Selected passage

** begin **

After computing the brightest pixel of a row, the function computes the brightest pixel of the thread group. Since we need to compare the data of different threads, we first have to make sure that all threads have determined the brightest pixel of their row. This is achieved with GroupMemoryBarrierWithGroupSync() which not only makes sure that all memory writes of the thread group before this line are completed but also waits until all threads in the thread group reach this line. The code then checks whether groupIndex is 0, i.e., whether this is the zeroth thread of the thread group. Only this thread determines the brightest pixel of the pixels in rowMaxData and writes it to GroupMaxBuffer[groupID.x]. While this solution works (and is straightforward to implement), it is somewhat wasteful because the 63 other threads in the same thread group have nothing to do while the zeroth thread is working in this loop.

A more efficient alternative is given in the second version of the compute shader below. It implements a reduce operation (or fold function) similar to a knockout tournament: In the first step, each thread with an even number compares its brightest pixel with the brightest pixel of the next thread. In the second step, each thread with a number that is divisible by 4 compares its best candidate pixel with the next thread but one, etc. In the sixth (and last) step, the zeroth thread compares its best candidate with the best candidate of the 32nd thread. The “winner” of this last comparison is then the brightest pixel of the group. There are still many idle threads in this version but it only takes 6 steps instead of a loop of 64 iterations, which is a worthwhile improvement. Avoiding any idle threads would require multiple dispatch calls which come with some overhead and therefore might not save any time.

Here is the improved shader:

#pragma kernel MaximumMain

Texture2D<float4> InputTexture;
int InputTextureWidth;

struct maxStruct 
{
   uint xMax; // column of maximum
   uint yMax; // row of maximum
   uint lMax; // luminance of maximum (0, ..., 1023)
};

RWStructuredBuffer<maxStruct> GroupMaxBuffer;

groupshared maxStruct rowMaxData[64];

[numthreads(64,1,1)]
void MaximumMain (uint3 groupID : SV_GroupID, 
      // 3D ID of thread group; range depends on Dispatch call
   uint3 groupThreadID : SV_GroupThreadID, 
      // 3D ID of thread in a thread group; range depends on numthreads
   uint groupIndex : SV_GroupIndex, 
      // flattened/linearized SV_GroupThreadID. 
      // groupIndex specifies the index within the group (0 to 63)
   uint3 id : SV_DispatchThreadID) 
      // = SV_GroupID * numthreads + SV_GroupThreadID
      // id.x specifies the row in the input texture image
{
   int column;

   // find the maximum of this row 
   // and store its data in rowMaxData[groupIndex]
   rowMaxData[groupIndex].xMax = 0; 
   rowMaxData[groupIndex].yMax = id.x; 
   rowMaxData[groupIndex].lMax = 0;
   for (column = 0; column < InputTextureWidth; column++)

** end **

Supplied information
** begin **

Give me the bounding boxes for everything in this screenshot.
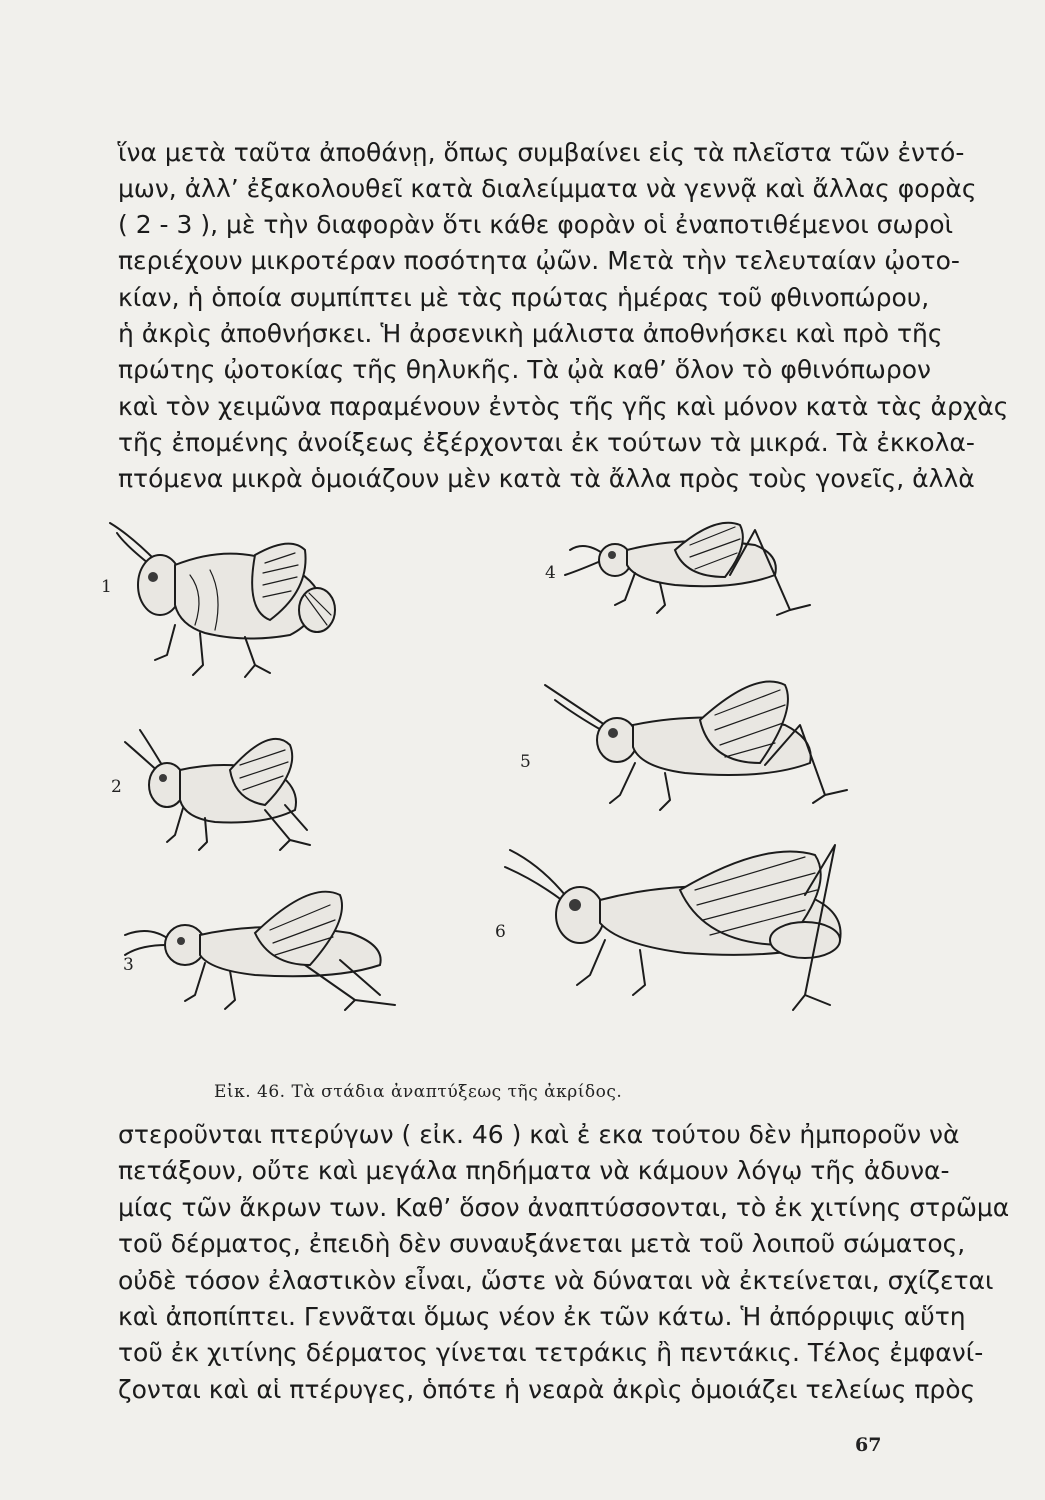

** end **

Exercises
- a) Will you print the compute shader passage word for word, starting with "RWStructuredBuffer<maxStruct> GroupMaxBuffer;" and going on through "group (0 to 63)"?
- b) Can you carry on the text about finding the brightest pixel with a compute shader from the point where it stops?

Responses to the tasks
- a)
RWStructuredBuffer<maxStruct> GroupMaxBuffer;

groupshared maxStruct rowMaxData[64];

[numthreads(64,1,1)]
void MaximumMain (uint3 groupID : SV_GroupID, 
      // 3D ID of thread group; range depends on Dispatch call
   uint3 groupThreadID : SV_GroupThreadID, 
      // 3D ID of thread in a thread group; range depends on numthreads
   uint groupIndex : SV_GroupIndex, 
      // flattened/linearized SV_GroupThreadID. 
      // groupIndex specifies the index within the group (0 to 63)

- b)
   {
      float4 color = InputTexture[uint2(column, id.x)];
      uint luminance = (uint)(1023.0 * 
         (0.21 * color.r + 0.72 * color.g + 0.07 * color.b));
      if (luminance > rowMaxData[groupIndex].lMax) 
      {
         rowMaxData[groupIndex].xMax = column;
         rowMaxData[groupIndex].lMax = luminance;
      }
   }

   // find the maximum of this group
   // and store its data in GroupMaxBuffer[groupID.x]
   GroupMemoryBarrierWithGroupSync(); 
      // we have to wait for all writes to rowMaxData by the group's threads
   if (0 == (groupIndex & 1)) { // is groupIndex even?
      if (rowMaxData[groupIndex + 1].lMax > rowMaxData[groupIndex].lMax) {
         rowMaxData[groupIndex] = rowMaxData[groupIndex + 1];
      }
   }
   GroupMemoryBarrierWithGroupSync(); 
   if (0 == (groupIndex & 3)) { // is groupIndex divisible by 4?
      if (rowMaxData[groupIndex + 2].lMax > rowMaxData[groupIndex].lMax) {
         rowMaxData[groupIndex] = rowMaxData[groupIndex + 2];
      }
   }
   GroupMemoryBarrierWithGroupSync(); 
   if (0 == (groupIndex & 7)) { // is groupIndex divisible by 8?
      if (rowMaxData[groupIndex + 4].lMax > rowMaxData[groupIndex].lMax) {
         rowMaxData[groupIndex] = rowMaxData[groupIndex + 4];
      }
   }
   GroupMemoryBarrierWithGroupSync();
   if (0 == (groupIndex & 15)) { // is groupIndex divisible by 16?
      if (rowMaxData[groupIndex + 8].lMax > rowMaxData[groupIndex].lMax) {
         rowMaxData[groupIndex] = rowMaxData[groupIndex + 8];
      }
   }
   GroupMemoryBarrierWithGroupSync(); 
   if (0 == (groupIndex & 31)) { // is groupIndex divisible by 32?
      if (rowMaxData[groupIndex + 16].lMax > rowMaxData[groupIndex].lMax) {
         rowMaxData[groupIndex] = rowMaxData[groupIndex + 16];
      }
   }
   GroupMemoryBarrierWithGroupSync();
   if (0 == (groupIndex & 63)) { // is groupIndex divisible by 64?
      if (rowMaxData[groupIndex + 32].lMax > rowMaxData[groupIndex].lMax) {
         rowMaxData[groupIndex] = rowMaxData[groupIndex + 32];
      }
      GroupMaxBuffer[groupID.x] = rowMaxData[groupIndex];
         // copy maximum of group to buffer
   }
}

Note that the code uses the bitwise and operator & with powers of 2 minus 1 to test whether groupIndex is divisble by the power of 2. We could also use the modulus operator % with the power of 2 instead.

Calling the Compute Shader

The C# script to call the compute shader is relatively straightforward:

using UnityEngine;

public class maximumScript : MonoBehaviour 
{
   public ComputeShader shader;
   public Texture2D inputTexture;

   public uint[] groupMaxData;
   public int groupMax;

   private ComputeBuffer groupMaxBuffer;
   
   private int handleMaximumMain;

   void Start () 
   {
      if (null == shader || null == inputTexture)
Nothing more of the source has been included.